Dataset items

»»

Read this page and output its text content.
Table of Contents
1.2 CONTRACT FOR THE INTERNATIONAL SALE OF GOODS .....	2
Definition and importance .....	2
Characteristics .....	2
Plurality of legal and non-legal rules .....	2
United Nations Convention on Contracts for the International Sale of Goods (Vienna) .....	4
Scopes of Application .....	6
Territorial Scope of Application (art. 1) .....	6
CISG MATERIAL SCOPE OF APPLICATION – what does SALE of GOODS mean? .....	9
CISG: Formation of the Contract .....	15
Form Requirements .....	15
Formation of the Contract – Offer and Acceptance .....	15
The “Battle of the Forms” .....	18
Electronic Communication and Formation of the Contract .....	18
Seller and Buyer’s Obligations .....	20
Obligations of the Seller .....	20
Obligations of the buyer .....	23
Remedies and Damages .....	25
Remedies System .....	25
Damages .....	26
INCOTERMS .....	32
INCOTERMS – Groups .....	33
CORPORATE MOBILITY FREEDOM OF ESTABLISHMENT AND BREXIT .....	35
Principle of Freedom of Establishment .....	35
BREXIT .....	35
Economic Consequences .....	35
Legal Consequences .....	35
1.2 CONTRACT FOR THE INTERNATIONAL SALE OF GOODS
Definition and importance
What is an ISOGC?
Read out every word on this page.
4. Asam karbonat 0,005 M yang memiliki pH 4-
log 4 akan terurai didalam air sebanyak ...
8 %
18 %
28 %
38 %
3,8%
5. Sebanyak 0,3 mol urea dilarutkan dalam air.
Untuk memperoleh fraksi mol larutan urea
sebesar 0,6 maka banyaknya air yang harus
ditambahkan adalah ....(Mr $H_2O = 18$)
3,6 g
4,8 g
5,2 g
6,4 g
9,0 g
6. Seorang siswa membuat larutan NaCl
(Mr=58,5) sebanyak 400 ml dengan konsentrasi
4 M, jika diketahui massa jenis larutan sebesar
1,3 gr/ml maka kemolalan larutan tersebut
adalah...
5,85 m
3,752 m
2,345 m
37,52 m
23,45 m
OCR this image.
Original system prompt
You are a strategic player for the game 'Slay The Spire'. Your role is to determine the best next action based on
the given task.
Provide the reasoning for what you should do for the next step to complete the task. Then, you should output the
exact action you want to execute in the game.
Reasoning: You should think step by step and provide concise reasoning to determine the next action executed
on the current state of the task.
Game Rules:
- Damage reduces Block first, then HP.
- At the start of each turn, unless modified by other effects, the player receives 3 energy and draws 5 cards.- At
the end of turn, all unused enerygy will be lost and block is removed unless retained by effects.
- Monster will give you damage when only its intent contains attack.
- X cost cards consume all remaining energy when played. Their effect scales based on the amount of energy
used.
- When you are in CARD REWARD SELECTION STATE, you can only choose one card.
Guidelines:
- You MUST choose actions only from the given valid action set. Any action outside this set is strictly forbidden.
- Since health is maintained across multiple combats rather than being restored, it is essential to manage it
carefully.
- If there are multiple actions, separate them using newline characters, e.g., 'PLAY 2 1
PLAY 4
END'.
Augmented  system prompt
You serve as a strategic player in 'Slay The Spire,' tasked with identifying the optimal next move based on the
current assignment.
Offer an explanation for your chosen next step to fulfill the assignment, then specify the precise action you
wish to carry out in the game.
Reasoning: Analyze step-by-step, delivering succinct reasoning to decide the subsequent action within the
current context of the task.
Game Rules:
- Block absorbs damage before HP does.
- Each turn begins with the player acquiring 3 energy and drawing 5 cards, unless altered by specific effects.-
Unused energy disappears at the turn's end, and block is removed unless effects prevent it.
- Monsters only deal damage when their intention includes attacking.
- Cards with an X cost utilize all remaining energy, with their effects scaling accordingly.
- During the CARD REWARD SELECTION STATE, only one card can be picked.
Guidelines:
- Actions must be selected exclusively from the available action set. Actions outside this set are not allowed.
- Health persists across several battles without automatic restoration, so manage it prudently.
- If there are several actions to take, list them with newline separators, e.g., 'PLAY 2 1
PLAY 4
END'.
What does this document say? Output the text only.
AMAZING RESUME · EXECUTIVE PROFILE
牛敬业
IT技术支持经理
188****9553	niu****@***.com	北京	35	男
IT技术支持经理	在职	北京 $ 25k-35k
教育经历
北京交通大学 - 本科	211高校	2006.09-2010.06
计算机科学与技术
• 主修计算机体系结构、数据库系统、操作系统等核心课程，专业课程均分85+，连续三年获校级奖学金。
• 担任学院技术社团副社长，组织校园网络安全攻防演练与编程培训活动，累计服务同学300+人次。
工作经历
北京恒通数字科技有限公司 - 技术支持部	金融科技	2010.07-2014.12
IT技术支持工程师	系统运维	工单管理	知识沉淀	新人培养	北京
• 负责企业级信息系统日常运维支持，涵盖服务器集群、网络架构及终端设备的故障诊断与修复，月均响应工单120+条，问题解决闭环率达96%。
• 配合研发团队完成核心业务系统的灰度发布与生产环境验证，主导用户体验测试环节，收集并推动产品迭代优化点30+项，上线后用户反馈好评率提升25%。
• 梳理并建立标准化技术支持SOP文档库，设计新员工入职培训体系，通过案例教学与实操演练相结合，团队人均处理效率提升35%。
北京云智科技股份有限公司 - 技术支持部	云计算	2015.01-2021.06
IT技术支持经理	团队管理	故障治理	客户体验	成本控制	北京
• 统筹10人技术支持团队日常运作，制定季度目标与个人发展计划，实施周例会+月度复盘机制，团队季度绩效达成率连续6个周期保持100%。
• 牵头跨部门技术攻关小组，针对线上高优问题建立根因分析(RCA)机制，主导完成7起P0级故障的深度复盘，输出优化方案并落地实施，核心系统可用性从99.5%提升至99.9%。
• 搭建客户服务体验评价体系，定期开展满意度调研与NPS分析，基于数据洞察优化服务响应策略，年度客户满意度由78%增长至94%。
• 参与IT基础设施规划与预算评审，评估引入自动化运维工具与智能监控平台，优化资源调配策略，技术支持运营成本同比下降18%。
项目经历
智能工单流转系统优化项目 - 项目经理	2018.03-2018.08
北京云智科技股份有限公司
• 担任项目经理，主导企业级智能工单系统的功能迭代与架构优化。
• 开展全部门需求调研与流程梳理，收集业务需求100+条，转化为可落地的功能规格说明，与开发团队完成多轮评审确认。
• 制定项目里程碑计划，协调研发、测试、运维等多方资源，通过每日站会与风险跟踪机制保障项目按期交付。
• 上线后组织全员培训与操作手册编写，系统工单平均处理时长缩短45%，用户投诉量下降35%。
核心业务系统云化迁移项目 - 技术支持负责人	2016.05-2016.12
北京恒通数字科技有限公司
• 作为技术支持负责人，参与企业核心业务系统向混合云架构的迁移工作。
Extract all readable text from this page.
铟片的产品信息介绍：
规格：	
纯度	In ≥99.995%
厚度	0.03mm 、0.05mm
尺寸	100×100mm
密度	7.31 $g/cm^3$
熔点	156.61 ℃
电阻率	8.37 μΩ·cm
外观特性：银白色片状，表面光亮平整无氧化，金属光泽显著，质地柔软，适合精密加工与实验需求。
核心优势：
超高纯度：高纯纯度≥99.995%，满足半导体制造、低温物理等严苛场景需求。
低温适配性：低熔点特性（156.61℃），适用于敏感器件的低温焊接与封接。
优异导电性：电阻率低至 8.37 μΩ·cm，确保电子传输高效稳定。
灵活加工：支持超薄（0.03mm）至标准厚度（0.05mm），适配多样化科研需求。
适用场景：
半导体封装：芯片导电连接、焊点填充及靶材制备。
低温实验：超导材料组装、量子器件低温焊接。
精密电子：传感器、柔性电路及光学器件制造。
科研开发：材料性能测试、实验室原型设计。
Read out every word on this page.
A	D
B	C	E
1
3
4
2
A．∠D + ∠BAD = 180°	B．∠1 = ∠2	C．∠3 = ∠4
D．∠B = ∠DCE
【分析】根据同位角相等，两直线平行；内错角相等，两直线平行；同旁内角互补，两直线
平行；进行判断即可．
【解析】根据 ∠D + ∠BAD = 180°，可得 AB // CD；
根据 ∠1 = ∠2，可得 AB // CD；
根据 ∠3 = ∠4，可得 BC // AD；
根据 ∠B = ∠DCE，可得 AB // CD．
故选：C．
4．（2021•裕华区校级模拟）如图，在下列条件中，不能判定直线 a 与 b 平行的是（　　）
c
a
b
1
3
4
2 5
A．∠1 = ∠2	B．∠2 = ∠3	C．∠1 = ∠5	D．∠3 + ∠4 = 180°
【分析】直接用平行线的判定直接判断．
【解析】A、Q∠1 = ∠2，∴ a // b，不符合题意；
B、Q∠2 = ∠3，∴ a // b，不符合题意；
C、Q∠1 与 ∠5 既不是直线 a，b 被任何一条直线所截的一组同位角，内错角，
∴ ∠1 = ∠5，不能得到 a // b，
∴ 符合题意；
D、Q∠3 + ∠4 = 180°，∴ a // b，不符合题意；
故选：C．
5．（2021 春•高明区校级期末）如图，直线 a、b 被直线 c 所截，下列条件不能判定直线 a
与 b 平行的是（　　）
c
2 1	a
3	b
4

««

- **GIVEN EXERCISE**:
Find each line holding the string "assignment" and copy it out.

- **WRITTEN RESPONSE**:
current assignment.
Offer an explanation for your chosen next step to fulfill the assignment, then specify the precise action you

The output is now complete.